## WHAT TO PRODUCE:
Filter these entries so that only lines with the word "Theme" remain.

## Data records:

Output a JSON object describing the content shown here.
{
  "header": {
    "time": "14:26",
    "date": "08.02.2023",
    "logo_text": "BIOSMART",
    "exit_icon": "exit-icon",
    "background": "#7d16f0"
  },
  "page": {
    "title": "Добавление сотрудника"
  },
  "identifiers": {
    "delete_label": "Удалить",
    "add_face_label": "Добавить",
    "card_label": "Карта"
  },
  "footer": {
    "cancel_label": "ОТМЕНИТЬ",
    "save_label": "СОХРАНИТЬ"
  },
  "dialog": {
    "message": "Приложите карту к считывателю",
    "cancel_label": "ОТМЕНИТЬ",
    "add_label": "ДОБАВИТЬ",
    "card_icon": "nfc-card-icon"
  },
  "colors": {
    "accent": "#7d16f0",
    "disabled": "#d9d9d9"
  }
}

* * *

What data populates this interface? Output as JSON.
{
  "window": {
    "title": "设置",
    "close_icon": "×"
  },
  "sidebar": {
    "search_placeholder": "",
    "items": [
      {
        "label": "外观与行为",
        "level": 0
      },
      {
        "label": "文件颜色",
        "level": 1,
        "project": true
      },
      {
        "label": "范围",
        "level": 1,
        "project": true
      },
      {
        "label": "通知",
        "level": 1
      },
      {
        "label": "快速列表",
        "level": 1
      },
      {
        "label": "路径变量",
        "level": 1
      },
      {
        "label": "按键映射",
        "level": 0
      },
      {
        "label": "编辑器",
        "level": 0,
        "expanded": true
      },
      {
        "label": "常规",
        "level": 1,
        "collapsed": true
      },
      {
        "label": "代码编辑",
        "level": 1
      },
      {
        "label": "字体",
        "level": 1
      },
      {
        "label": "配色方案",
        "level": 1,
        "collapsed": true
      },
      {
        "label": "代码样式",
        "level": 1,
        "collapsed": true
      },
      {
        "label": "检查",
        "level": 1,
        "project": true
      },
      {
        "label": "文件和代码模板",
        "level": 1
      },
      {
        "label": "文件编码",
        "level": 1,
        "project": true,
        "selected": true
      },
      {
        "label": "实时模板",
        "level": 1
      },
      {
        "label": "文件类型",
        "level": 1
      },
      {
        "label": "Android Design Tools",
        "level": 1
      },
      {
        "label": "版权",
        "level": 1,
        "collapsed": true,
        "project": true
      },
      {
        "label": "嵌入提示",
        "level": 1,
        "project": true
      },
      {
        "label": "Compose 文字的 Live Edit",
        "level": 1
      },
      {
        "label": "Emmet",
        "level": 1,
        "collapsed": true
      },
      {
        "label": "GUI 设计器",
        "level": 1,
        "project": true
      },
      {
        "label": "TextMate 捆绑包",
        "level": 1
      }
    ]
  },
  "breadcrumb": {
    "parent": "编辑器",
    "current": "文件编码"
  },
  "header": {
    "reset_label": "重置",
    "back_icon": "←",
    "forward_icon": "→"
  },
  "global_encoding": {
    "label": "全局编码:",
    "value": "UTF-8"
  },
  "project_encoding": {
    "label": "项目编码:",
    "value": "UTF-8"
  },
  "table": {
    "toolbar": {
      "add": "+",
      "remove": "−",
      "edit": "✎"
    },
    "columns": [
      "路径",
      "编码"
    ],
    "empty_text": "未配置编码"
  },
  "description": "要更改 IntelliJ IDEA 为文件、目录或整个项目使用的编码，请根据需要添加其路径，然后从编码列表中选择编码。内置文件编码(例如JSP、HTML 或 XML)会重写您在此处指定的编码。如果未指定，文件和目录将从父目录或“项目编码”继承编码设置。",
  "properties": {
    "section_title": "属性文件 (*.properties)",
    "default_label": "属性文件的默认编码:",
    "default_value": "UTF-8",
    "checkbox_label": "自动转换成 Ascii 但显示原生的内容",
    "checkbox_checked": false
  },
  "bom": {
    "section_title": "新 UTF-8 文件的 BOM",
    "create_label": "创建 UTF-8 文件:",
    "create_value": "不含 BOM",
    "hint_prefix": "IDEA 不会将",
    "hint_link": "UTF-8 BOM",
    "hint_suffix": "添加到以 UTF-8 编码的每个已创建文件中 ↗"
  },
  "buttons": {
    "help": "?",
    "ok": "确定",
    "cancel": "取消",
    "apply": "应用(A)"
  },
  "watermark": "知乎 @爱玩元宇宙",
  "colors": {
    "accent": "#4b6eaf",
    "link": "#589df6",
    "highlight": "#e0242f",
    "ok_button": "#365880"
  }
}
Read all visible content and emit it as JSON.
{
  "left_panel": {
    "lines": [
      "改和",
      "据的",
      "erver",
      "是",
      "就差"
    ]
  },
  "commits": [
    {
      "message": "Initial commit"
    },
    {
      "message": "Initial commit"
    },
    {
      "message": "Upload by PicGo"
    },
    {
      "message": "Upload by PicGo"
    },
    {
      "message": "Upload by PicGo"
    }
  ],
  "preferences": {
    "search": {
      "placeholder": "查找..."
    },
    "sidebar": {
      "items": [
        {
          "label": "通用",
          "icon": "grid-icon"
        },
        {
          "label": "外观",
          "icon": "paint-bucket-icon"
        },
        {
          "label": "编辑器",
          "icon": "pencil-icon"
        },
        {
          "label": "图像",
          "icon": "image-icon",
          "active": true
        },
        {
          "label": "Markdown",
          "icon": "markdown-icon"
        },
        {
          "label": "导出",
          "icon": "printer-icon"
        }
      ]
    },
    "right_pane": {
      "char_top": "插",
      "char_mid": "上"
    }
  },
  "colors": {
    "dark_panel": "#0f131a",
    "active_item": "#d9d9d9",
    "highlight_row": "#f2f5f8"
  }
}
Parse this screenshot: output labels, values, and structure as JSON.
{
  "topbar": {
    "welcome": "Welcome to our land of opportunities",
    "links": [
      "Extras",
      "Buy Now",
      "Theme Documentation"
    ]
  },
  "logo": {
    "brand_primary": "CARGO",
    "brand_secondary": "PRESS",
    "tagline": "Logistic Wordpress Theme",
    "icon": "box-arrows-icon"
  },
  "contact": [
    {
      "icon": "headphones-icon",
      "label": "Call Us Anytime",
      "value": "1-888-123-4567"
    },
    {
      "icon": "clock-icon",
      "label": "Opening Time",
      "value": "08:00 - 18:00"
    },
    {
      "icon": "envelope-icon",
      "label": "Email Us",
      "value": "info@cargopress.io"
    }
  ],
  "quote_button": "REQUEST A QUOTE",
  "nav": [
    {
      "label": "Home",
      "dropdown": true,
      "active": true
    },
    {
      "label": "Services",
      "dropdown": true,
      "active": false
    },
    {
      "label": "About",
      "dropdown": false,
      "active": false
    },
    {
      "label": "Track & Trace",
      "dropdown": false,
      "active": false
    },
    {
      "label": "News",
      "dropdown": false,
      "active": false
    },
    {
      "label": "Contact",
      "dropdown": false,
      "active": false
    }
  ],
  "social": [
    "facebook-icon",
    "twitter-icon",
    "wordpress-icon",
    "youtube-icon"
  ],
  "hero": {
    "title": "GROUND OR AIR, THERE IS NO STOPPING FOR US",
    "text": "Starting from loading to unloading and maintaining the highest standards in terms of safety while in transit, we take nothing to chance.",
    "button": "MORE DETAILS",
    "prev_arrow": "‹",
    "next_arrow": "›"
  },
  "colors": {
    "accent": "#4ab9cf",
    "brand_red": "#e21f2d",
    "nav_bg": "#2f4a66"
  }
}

## EXERCISE ANSWER:
      "Theme Documentation"
    "tagline": "Logistic Wordpress Theme",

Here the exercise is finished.